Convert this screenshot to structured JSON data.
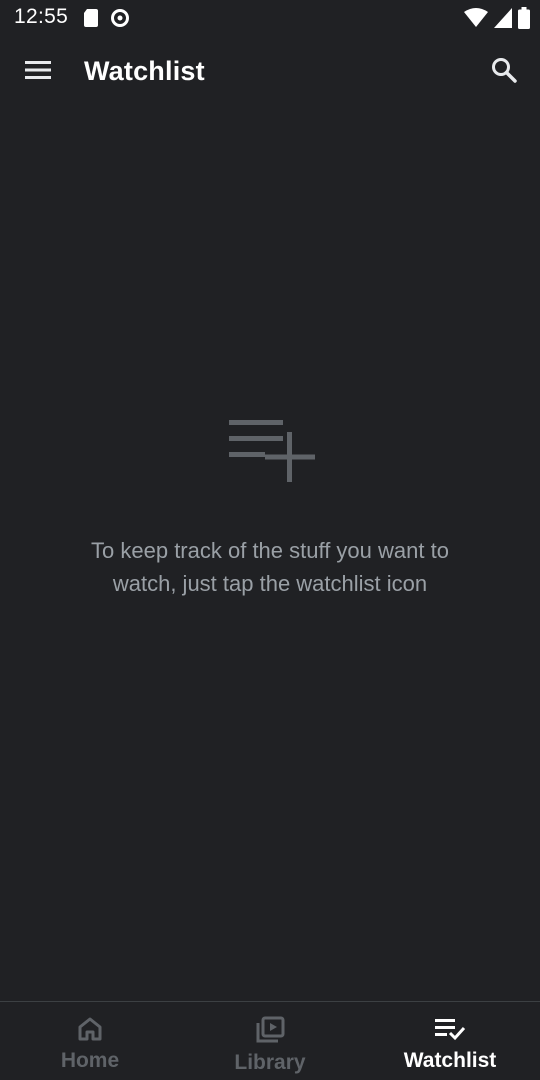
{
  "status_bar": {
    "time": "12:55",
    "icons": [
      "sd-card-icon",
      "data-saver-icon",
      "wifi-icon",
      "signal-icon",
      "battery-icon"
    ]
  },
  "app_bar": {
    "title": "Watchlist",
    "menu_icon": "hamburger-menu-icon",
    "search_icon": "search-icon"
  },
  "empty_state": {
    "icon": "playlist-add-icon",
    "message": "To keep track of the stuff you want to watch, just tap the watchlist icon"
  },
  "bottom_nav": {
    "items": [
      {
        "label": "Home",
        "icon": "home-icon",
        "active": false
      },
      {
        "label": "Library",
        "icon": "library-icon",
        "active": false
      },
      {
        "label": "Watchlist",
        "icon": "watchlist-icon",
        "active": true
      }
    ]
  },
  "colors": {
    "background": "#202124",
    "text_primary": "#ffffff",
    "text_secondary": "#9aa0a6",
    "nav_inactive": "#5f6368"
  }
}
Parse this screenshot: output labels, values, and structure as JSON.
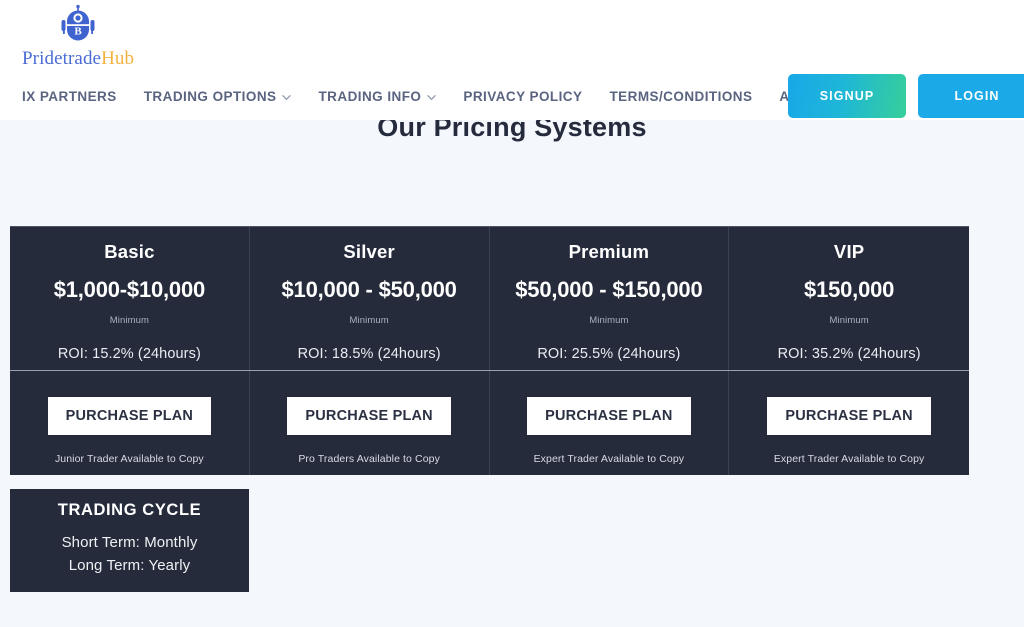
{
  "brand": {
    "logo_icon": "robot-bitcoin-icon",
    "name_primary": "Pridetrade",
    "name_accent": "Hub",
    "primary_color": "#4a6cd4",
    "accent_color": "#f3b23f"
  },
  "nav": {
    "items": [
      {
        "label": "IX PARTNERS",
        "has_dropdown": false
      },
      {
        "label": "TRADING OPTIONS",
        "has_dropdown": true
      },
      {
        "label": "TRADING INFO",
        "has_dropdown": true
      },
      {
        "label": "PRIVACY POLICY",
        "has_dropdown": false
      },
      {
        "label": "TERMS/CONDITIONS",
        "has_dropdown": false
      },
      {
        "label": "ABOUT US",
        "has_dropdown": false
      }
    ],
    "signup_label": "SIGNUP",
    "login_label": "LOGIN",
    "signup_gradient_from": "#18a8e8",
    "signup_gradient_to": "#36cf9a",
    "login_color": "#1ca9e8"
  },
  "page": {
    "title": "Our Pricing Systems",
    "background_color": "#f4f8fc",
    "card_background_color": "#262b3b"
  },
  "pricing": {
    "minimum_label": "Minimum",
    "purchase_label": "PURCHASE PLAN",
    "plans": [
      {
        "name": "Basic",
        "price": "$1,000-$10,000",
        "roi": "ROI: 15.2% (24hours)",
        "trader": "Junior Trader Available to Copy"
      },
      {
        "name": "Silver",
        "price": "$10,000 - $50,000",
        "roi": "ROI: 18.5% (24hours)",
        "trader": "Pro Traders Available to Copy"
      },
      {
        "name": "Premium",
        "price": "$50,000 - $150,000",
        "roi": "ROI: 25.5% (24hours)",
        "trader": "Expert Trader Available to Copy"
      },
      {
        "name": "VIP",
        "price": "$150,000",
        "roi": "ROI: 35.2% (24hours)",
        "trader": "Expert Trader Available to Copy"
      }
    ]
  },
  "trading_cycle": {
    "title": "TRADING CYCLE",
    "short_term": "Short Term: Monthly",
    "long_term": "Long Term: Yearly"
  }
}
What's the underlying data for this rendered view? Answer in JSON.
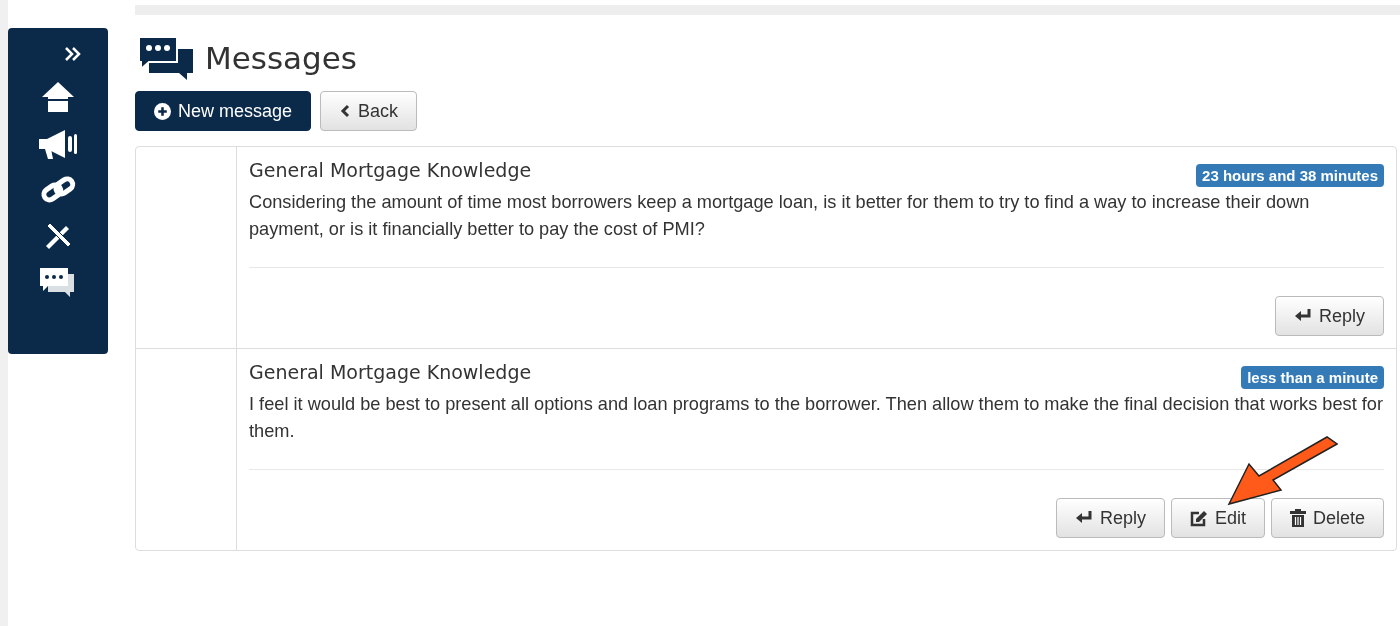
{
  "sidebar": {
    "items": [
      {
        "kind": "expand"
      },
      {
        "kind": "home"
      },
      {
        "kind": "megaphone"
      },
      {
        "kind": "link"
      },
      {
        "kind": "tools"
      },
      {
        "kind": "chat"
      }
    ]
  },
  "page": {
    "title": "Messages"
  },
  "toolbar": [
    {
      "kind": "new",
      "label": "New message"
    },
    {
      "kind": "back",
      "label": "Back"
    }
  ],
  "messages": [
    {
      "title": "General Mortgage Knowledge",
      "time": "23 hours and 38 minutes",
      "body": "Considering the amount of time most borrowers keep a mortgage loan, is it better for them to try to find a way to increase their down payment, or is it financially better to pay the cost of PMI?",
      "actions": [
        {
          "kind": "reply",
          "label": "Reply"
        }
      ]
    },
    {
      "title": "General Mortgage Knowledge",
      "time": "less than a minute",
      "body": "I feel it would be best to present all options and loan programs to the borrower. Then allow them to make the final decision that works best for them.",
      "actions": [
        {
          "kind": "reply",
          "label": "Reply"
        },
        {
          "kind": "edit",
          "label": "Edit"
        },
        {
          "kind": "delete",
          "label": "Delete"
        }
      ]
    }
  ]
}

-=-=-

PROBLEM: Write out all the entries again, word for word, and print no images.

OUTPUT FOR THIS EXERCISE:
Convert this screenshot to structured JSON data.
{
  "status_bar": {
    "time": "12:55",
    "icons": [
      "sd-card-icon",
      "data-saver-icon",
      "wifi-icon",
      "signal-icon",
      "battery-icon"
    ]
  },
  "app_bar": {
    "title": "Watchlist",
    "menu_icon": "hamburger-menu-icon",
    "search_icon": "search-icon"
  },
  "empty_state": {
    "icon": "playlist-add-icon",
    "message": "To keep track of the stuff you want to watch, just tap the watchlist icon"
  },
  "bottom_nav": {
    "items": [
      {
        "label": "Home",
        "icon": "home-icon",
        "active": false
      },
      {
        "label": "Library",
        "icon": "library-icon",
        "active": false
      },
      {
        "label": "Watchlist",
        "icon": "watchlist-icon",
        "active": true
      }
    ]
  },
  "colors": {
    "background": "#202124",
    "text_primary": "#ffffff",
    "text_secondary": "#9aa0a6",
    "nav_inactive": "#5f6368"
  }
}
Parse this screenshot: output labels, values, and structure as JSON.
{
  "brand": {
    "logo_icon": "robot-bitcoin-icon",
    "name_primary": "Pridetrade",
    "name_accent": "Hub",
    "primary_color": "#4a6cd4",
    "accent_color": "#f3b23f"
  },
  "nav": {
    "items": [
      {
        "label": "IX PARTNERS",
        "has_dropdown": false
      },
      {
        "label": "TRADING OPTIONS",
        "has_dropdown": true
      },
      {
        "label": "TRADING INFO",
        "has_dropdown": true
      },
      {
        "label": "PRIVACY POLICY",
        "has_dropdown": false
      },
      {
        "label": "TERMS/CONDITIONS",
        "has_dropdown": false
      },
      {
        "label": "ABOUT US",
        "has_dropdown": false
      }
    ],
    "signup_label": "SIGNUP",
    "login_label": "LOGIN",
    "signup_gradient_from": "#18a8e8",
    "signup_gradient_to": "#36cf9a",
    "login_color": "#1ca9e8"
  },
  "page": {
    "title": "Our Pricing Systems",
    "background_color": "#f4f8fc",
    "card_background_color": "#262b3b"
  },
  "pricing": {
    "minimum_label": "Minimum",
    "purchase_label": "PURCHASE PLAN",
    "plans": [
      {
        "name": "Basic",
        "price": "$1,000-$10,000",
        "roi": "ROI: 15.2% (24hours)",
        "trader": "Junior Trader Available to Copy"
      },
      {
        "name": "Silver",
        "price": "$10,000 - $50,000",
        "roi": "ROI: 18.5% (24hours)",
        "trader": "Pro Traders Available to Copy"
      },
      {
        "name": "Premium",
        "price": "$50,000 - $150,000",
        "roi": "ROI: 25.5% (24hours)",
        "trader": "Expert Trader Available to Copy"
      },
      {
        "name": "VIP",
        "price": "$150,000",
        "roi": "ROI: 35.2% (24hours)",
        "trader": "Expert Trader Available to Copy"
      }
    ]
  },
  "trading_cycle": {
    "title": "TRADING CYCLE",
    "short_term": "Short Term: Monthly",
    "long_term": "Long Term: Yearly"
  }
}
What's the underlying data for this rendered view? Answer in JSON.
{
  "sidebar": {
    "items": [
      {
        "kind": "expand"
      },
      {
        "kind": "home"
      },
      {
        "kind": "megaphone"
      },
      {
        "kind": "link"
      },
      {
        "kind": "tools"
      },
      {
        "kind": "chat"
      }
    ]
  },
  "page": {
    "title": "Messages"
  },
  "toolbar": [
    {
      "kind": "new",
      "label": "New message"
    },
    {
      "kind": "back",
      "label": "Back"
    }
  ],
  "messages": [
    {
      "title": "General Mortgage Knowledge",
      "time": "23 hours and 38 minutes",
      "body": "Considering the amount of time most borrowers keep a mortgage loan, is it better for them to try to find a way to increase their down payment, or is it financially better to pay the cost of PMI?",
      "actions": [
        {
          "kind": "reply",
          "label": "Reply"
        }
      ]
    },
    {
      "title": "General Mortgage Knowledge",
      "time": "less than a minute",
      "body": "I feel it would be best to present all options and loan programs to the borrower. Then allow them to make the final decision that works best for them.",
      "actions": [
        {
          "kind": "reply",
          "label": "Reply"
        },
        {
          "kind": "edit",
          "label": "Edit"
        },
        {
          "kind": "delete",
          "label": "Delete"
        }
      ]
    }
  ]
}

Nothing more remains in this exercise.